- [Requirements] Copy out every record below exactly as written, but leave out any pictures.
[Begin]
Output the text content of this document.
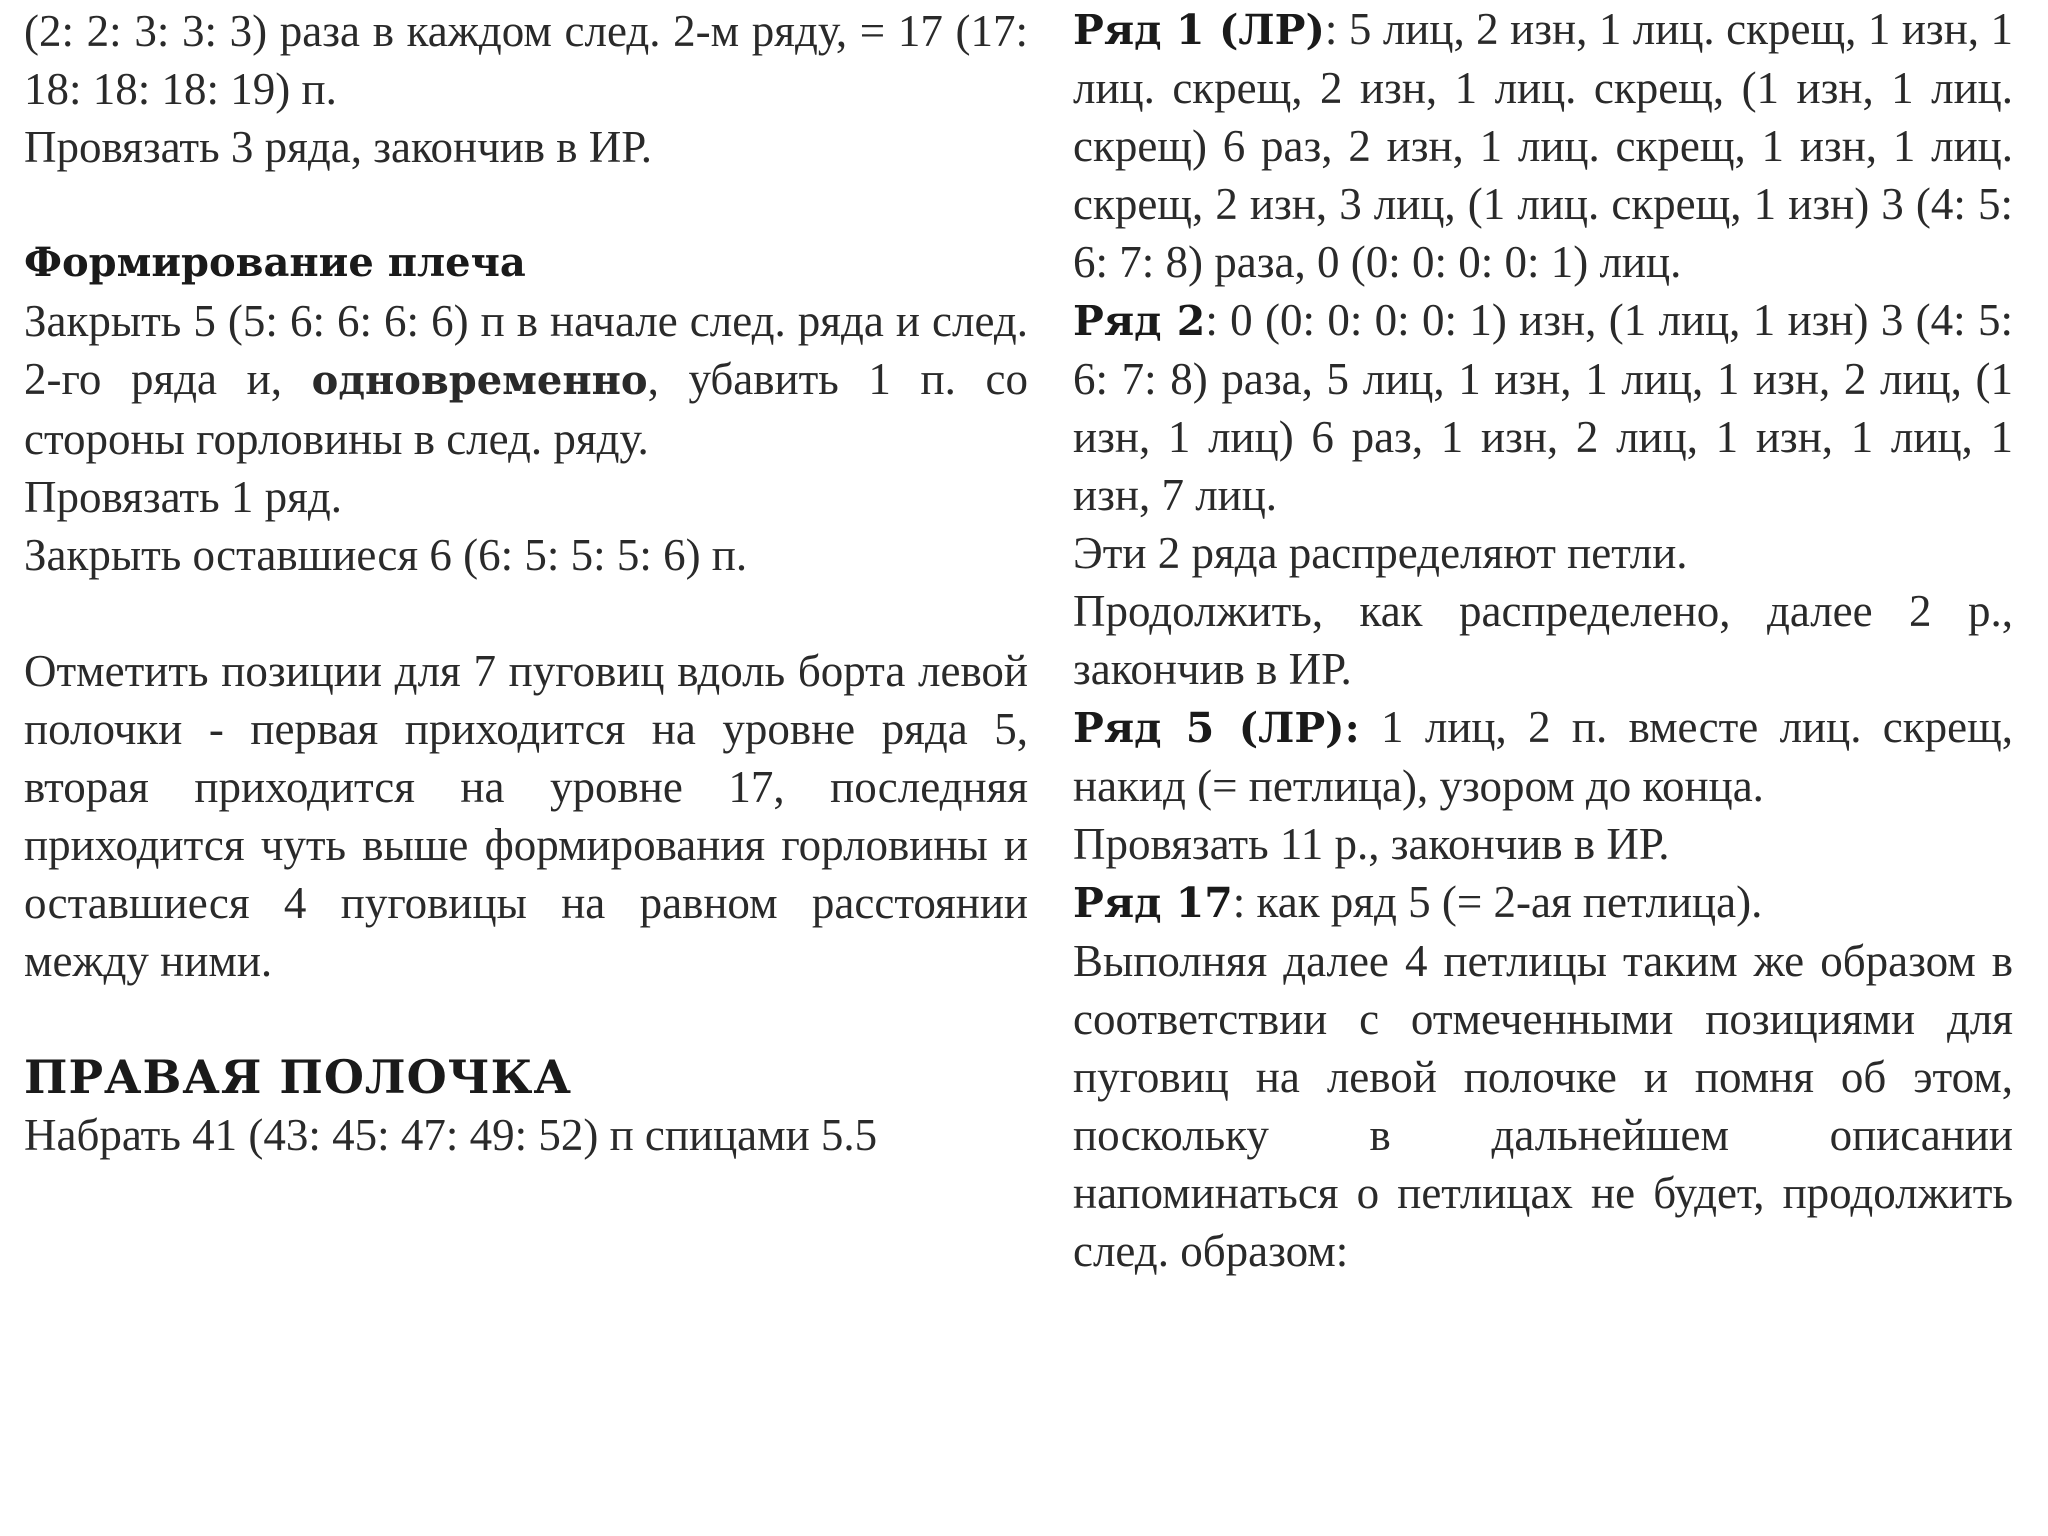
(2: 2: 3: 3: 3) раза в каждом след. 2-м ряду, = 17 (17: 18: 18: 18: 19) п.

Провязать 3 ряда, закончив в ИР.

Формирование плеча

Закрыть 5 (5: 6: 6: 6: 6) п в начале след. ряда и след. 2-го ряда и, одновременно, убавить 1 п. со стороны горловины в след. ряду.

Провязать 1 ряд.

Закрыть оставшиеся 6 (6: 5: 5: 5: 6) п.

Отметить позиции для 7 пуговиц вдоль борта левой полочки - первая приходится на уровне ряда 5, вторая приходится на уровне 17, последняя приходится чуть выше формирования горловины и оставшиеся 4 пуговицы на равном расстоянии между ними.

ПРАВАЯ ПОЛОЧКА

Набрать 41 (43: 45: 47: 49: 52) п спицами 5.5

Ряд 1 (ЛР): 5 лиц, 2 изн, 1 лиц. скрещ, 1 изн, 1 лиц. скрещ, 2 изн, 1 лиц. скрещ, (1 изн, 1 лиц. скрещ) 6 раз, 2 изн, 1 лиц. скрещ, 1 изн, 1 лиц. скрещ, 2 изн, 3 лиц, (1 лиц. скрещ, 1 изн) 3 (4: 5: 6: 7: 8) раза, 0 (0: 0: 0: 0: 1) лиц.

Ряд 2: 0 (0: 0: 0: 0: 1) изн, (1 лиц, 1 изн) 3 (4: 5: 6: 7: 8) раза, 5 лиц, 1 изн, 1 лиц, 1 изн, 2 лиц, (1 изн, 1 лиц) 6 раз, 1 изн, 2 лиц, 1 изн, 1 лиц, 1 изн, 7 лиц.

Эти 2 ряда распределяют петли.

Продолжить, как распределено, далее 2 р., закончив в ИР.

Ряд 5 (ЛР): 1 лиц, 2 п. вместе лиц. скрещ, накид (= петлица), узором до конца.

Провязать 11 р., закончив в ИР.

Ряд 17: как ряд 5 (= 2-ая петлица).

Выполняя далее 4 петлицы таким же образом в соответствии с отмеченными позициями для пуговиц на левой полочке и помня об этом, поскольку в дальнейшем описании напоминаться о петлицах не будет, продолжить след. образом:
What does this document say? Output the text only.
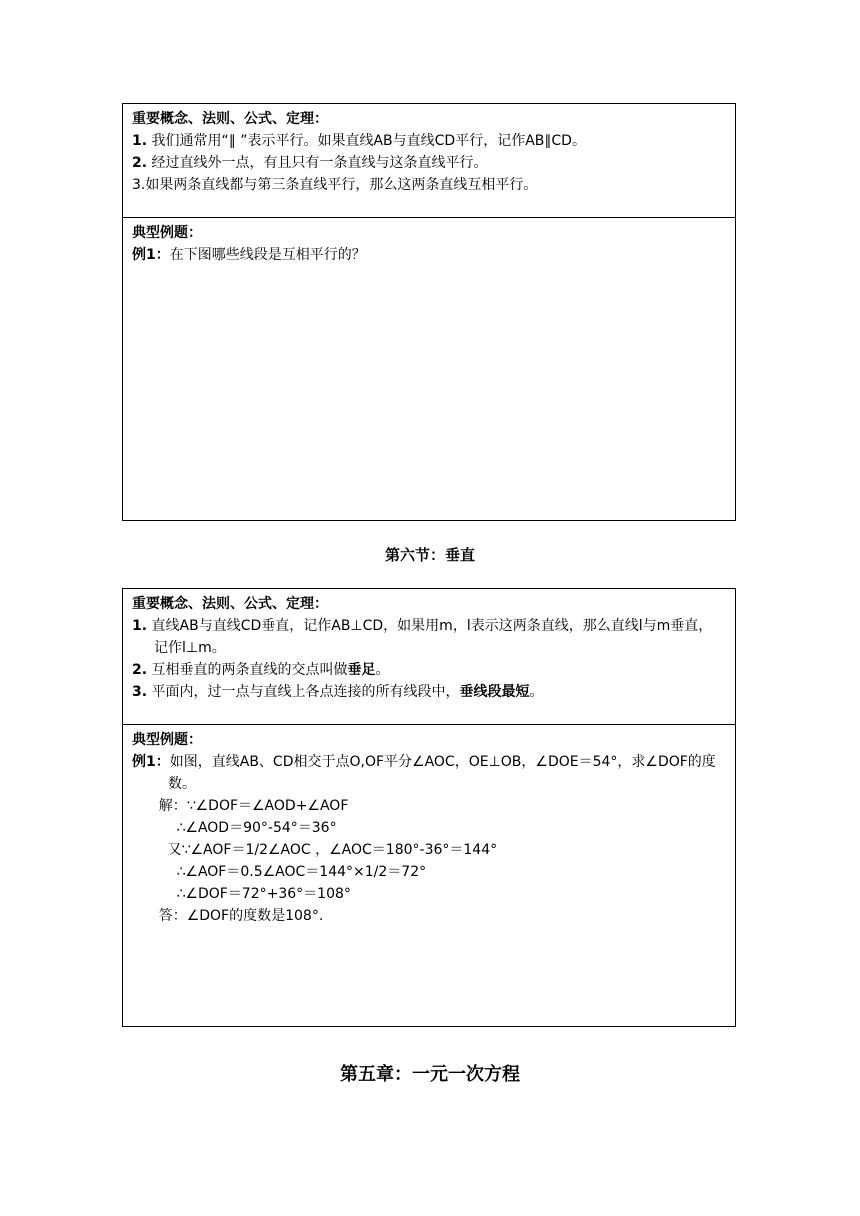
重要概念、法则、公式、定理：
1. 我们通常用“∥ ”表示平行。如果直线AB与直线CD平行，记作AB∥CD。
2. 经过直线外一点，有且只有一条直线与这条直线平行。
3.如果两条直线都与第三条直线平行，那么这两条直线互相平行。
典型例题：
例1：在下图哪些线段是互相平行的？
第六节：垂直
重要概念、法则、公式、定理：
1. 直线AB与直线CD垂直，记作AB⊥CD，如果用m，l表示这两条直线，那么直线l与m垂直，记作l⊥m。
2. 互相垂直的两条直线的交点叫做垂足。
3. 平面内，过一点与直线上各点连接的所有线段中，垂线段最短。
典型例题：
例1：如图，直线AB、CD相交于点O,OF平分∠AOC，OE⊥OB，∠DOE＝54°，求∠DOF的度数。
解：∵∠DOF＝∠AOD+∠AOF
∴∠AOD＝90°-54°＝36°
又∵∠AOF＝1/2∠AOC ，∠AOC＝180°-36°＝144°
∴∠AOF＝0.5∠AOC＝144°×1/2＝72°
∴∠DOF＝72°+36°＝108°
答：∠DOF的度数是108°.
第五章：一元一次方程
[End]
- [Correct response]
Output the text content of this document.
(2: 2: 3: 3: 3) раза в каждом след. 2-м ряду, = 17 (17: 18: 18: 18: 19) п.

Провязать 3 ряда, закончив в ИР.

Формирование плеча

Закрыть 5 (5: 6: 6: 6: 6) п в начале след. ряда и след. 2-го ряда и, одновременно, убавить 1 п. со стороны горловины в след. ряду.

Провязать 1 ряд.

Закрыть оставшиеся 6 (6: 5: 5: 5: 6) п.

Отметить позиции для 7 пуговиц вдоль борта левой полочки - первая приходится на уровне ряда 5, вторая приходится на уровне 17, последняя приходится чуть выше формирования горловины и оставшиеся 4 пуговицы на равном расстоянии между ними.

ПРАВАЯ ПОЛОЧКА

Набрать 41 (43: 45: 47: 49: 52) п спицами 5.5

Ряд 1 (ЛР): 5 лиц, 2 изн, 1 лиц. скрещ, 1 изн, 1 лиц. скрещ, 2 изн, 1 лиц. скрещ, (1 изн, 1 лиц. скрещ) 6 раз, 2 изн, 1 лиц. скрещ, 1 изн, 1 лиц. скрещ, 2 изн, 3 лиц, (1 лиц. скрещ, 1 изн) 3 (4: 5: 6: 7: 8) раза, 0 (0: 0: 0: 0: 1) лиц.

Ряд 2: 0 (0: 0: 0: 0: 1) изн, (1 лиц, 1 изн) 3 (4: 5: 6: 7: 8) раза, 5 лиц, 1 изн, 1 лиц, 1 изн, 2 лиц, (1 изн, 1 лиц) 6 раз, 1 изн, 2 лиц, 1 изн, 1 лиц, 1 изн, 7 лиц.

Эти 2 ряда распределяют петли.

Продолжить, как распределено, далее 2 р., закончив в ИР.

Ряд 5 (ЛР): 1 лиц, 2 п. вместе лиц. скрещ, накид (= петлица), узором до конца.

Провязать 11 р., закончив в ИР.

Ряд 17: как ряд 5 (= 2-ая петлица).

Выполняя далее 4 петлицы таким же образом в соответствии с отмеченными позициями для пуговиц на левой полочке и помня об этом, поскольку в дальнейшем описании напоминаться о петлицах не будет, продолжить след. образом:
What does this document say? Output the text only.
重要概念、法则、公式、定理：
1. 我们通常用“∥ ”表示平行。如果直线AB与直线CD平行，记作AB∥CD。
2. 经过直线外一点，有且只有一条直线与这条直线平行。
3.如果两条直线都与第三条直线平行，那么这两条直线互相平行。
典型例题：
例1：在下图哪些线段是互相平行的？
第六节：垂直
重要概念、法则、公式、定理：
1. 直线AB与直线CD垂直，记作AB⊥CD，如果用m，l表示这两条直线，那么直线l与m垂直，记作l⊥m。
2. 互相垂直的两条直线的交点叫做垂足。
3. 平面内，过一点与直线上各点连接的所有线段中，垂线段最短。
典型例题：
例1：如图，直线AB、CD相交于点O,OF平分∠AOC，OE⊥OB，∠DOE＝54°，求∠DOF的度数。
解：∵∠DOF＝∠AOD+∠AOF
∴∠AOD＝90°-54°＝36°
又∵∠AOF＝1/2∠AOC ，∠AOC＝180°-36°＝144°
∴∠AOF＝0.5∠AOC＝144°×1/2＝72°
∴∠DOF＝72°+36°＝108°
答：∠DOF的度数是108°.
第五章：一元一次方程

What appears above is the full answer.